This looks extremely similar to Paella (not sure which one is the better approach)
Mut1nyJD opened this issue · 5 comments
The only difference is that they use Masked tokens while they use noised tokens
not sure which one is the better approach
we'll just have to get the code out there for people to try!
@Mut1nyJD it goes way back actually, to Mask-Predict, VQ-Diffusion, then the breakout happened with MaskGit, followed by Phenaki
Paella is basically MaskGiT, but all convolutions. Not sure if I believe in that, after all that I have seen
True I completely forgot about Phenaki because it was tailored to Video but in the end yes you are right.
So what's the big difference / novelty between this and Phenaki does not seem obvious to me by skimming through their project page
@Mut1nyJD the battle is far from over
i'm guessing someone will try an all-attention approach for latent diffusion next. they also did not compare to progressive distilled ddpm models, so the jury is still out on what is more efficient
@lucidrains There was a paper out in December by William Peebles building a latent diffusion model with only ViT-style attention blocks. From a cursory glance, adding residual gating and using a really high EMA update factor were essential for training stability. Unfortunately, they only published quantitative results on ImageNet, and also did not compare results with distilled DDIM models.
https://arxiv.org/pdf/2212.09748.pdf
https://www.wpeebles.com/DiT.html
https://github.com/facebookresearch/DiT

■ **Request 1**:
Answer these questions using the thread about Paella.
(a) What does the thread say Paella basically is?
(b) Who wrote the December paper that built a latent diffusion model with only ViT-style attention blocks?
(c) Which model was tailored to video?
■ **Request 2**:
Say whether each statement agrees with the thread about Paella, and quote the words that decide it.
(a) The December paper published quantitative results only on ImageNet.
(b) The December paper compared its results with distilled DDIM models.
(c) The breakout happened with Mask-Predict.
■ **Request 3**:
Write out the passage of the thread about Paella between "Mut1nyJD opened this" and "people to try!", inclusive.

■ **Recorded information**:
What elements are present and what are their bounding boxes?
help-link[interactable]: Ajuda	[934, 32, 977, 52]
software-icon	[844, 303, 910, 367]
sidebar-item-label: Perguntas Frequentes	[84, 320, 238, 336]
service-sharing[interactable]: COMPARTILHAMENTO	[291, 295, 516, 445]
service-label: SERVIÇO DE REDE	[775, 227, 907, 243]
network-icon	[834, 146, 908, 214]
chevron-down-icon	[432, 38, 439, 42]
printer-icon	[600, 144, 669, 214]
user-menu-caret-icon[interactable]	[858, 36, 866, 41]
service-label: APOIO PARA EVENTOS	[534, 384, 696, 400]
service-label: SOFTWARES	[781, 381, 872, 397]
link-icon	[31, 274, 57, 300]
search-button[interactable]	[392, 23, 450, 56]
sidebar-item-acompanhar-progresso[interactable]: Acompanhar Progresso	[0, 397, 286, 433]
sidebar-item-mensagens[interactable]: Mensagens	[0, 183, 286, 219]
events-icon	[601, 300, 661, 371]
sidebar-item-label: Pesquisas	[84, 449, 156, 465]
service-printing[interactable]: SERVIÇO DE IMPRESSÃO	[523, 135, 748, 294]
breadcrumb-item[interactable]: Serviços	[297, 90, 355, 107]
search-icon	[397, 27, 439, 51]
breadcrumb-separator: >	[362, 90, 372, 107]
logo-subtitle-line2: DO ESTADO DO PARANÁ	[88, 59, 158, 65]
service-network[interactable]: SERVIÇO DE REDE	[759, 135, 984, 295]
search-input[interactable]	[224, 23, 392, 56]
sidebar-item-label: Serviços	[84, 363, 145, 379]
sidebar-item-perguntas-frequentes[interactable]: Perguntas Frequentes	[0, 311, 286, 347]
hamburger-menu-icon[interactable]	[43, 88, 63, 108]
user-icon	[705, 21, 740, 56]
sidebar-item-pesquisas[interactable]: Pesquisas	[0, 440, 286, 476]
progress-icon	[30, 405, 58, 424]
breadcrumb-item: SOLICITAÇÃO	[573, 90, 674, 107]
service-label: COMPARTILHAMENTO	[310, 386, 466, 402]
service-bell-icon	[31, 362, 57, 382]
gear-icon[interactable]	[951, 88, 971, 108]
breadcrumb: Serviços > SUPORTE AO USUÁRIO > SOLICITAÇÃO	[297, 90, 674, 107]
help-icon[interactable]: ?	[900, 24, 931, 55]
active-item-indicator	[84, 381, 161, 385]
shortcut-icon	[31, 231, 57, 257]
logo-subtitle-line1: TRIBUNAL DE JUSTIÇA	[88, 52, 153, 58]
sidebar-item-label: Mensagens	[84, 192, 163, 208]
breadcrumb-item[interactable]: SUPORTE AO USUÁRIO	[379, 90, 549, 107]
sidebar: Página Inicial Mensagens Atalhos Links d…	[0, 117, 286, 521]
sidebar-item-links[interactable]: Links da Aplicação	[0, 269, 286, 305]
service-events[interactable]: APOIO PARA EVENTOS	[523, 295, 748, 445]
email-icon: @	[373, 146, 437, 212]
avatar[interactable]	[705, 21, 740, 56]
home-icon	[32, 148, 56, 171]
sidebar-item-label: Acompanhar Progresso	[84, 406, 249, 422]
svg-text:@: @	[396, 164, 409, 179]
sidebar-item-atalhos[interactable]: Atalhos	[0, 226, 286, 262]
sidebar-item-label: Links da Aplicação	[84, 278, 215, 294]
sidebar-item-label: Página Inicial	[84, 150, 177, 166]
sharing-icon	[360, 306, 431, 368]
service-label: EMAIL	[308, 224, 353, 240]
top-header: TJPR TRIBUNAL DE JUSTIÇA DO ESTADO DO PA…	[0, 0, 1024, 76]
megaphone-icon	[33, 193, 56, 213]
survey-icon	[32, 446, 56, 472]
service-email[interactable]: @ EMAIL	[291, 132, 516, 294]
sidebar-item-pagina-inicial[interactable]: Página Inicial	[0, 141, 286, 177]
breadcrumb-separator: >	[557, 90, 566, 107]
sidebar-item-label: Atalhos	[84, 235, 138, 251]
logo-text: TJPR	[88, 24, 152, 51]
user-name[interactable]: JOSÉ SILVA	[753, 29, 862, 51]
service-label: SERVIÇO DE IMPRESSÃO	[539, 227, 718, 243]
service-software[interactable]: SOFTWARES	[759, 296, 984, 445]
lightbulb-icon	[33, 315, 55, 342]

■ **Exercise solution 1**:
(a) MaskGiT, but all convolutions.
(b) William Peebles.
(c) Phenaki.

■ **Exercise solution 2**:
(a) Yes: "they only published quantitative results on ImageNet"
(b) No: "also did not compare results with distilled DDIM models"
(c) No: "then the breakout happened with MaskGit"

■ **Exercise solution 3**:
Mut1nyJD opened this issue · 5 comments
The only difference is that they use Masked tokens while they use noised tokens
not sure which one is the better approach
we'll just have to get the code out there for people to try!